Exercise aim:
Reproduce the listing below exactly, minus its pictures.

[START OF Material for this task]

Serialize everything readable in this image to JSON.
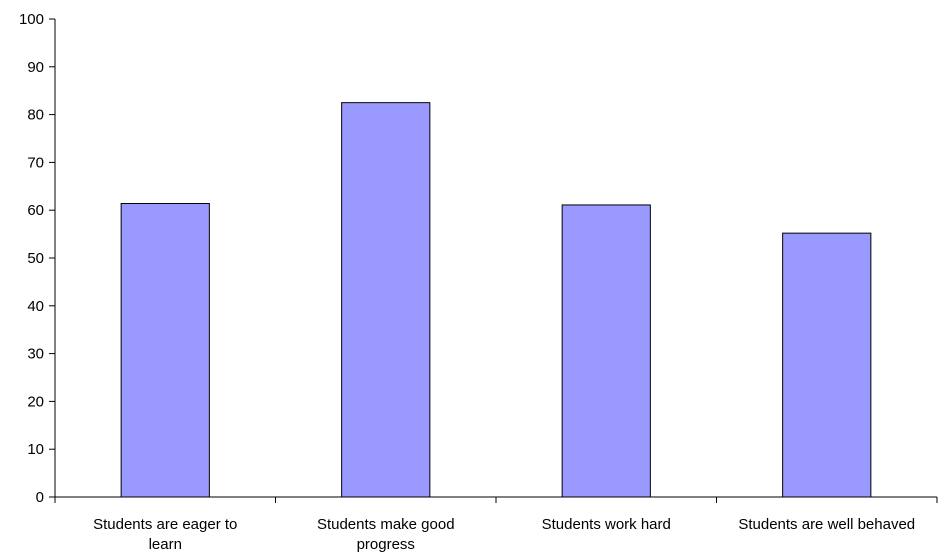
{
  "chart_data": {
    "type": "bar",
    "title": "",
    "xlabel": "",
    "ylabel": "",
    "ylim": [
      0,
      100
    ],
    "yticks": [
      0,
      10,
      20,
      30,
      40,
      50,
      60,
      70,
      80,
      90,
      100
    ],
    "grid": false,
    "legend": "none",
    "bar_color": "#9999ff",
    "bar_edge_color": "#000000",
    "categories": [
      [
        "Students are eager to",
        "learn"
      ],
      [
        "Students make good",
        "progress"
      ],
      [
        "Students work hard"
      ],
      [
        "Students are well behaved"
      ]
    ],
    "values": [
      61.4,
      82.5,
      61.1,
      55.2
    ]
  }
}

[END OF Material for this task]

Solution to this exercise:
Serialize everything readable in this image to JSON.
{
  "chart_data": {
    "type": "bar",
    "title": "",
    "xlabel": "",
    "ylabel": "",
    "ylim": [
      0,
      100
    ],
    "yticks": [
      0,
      10,
      20,
      30,
      40,
      50,
      60,
      70,
      80,
      90,
      100
    ],
    "grid": false,
    "legend": "none",
    "bar_color": "#9999ff",
    "bar_edge_color": "#000000",
    "categories": [
      [
        "Students are eager to",
        "learn"
      ],
      [
        "Students make good",
        "progress"
      ],
      [
        "Students work hard"
      ],
      [
        "Students are well behaved"
      ]
    ],
    "values": [
      61.4,
      82.5,
      61.1,
      55.2
    ]
  }
}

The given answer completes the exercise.